■ PROVIDED INFORMATION
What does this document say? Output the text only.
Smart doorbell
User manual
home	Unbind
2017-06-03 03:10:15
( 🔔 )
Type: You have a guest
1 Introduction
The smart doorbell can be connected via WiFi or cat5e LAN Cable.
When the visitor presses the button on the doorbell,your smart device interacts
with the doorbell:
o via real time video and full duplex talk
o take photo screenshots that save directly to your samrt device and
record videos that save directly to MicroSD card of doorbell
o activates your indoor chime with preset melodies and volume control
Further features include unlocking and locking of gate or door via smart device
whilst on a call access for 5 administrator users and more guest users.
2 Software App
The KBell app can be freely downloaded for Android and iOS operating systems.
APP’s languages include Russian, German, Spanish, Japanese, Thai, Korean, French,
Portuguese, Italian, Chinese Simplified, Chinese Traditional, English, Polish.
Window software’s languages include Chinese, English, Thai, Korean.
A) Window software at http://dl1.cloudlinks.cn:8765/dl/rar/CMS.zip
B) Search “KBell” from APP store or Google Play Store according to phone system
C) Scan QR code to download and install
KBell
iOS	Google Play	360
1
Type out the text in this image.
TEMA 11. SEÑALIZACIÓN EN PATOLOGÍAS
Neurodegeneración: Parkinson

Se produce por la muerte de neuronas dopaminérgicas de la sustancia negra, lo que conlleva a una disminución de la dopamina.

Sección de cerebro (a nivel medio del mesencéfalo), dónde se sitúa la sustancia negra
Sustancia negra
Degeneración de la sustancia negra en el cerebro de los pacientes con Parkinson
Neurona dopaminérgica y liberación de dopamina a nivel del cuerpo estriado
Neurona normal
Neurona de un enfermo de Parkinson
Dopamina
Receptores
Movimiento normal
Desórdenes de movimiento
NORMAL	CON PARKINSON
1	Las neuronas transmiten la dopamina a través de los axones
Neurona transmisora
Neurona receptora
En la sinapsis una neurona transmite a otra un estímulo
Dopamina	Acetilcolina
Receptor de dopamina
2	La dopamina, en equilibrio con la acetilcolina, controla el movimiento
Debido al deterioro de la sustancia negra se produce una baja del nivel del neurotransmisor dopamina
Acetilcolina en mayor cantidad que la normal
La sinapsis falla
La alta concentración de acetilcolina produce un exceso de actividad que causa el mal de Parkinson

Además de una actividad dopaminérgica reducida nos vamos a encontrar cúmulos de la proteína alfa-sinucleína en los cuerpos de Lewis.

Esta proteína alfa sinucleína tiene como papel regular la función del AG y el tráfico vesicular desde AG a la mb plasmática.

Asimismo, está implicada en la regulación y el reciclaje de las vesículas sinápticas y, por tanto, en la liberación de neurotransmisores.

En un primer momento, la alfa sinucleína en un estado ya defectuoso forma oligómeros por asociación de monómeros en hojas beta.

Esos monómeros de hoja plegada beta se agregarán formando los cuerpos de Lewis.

■ DESCRIPTION OF THE TASK
Pick each line holding the word "Korean" out of the listing.

■ TASK OUTPUT
APP’s languages include Russian, German, Spanish, Japanese, Thai, Korean, French,
Window software’s languages include Chinese, English, Thai, Korean.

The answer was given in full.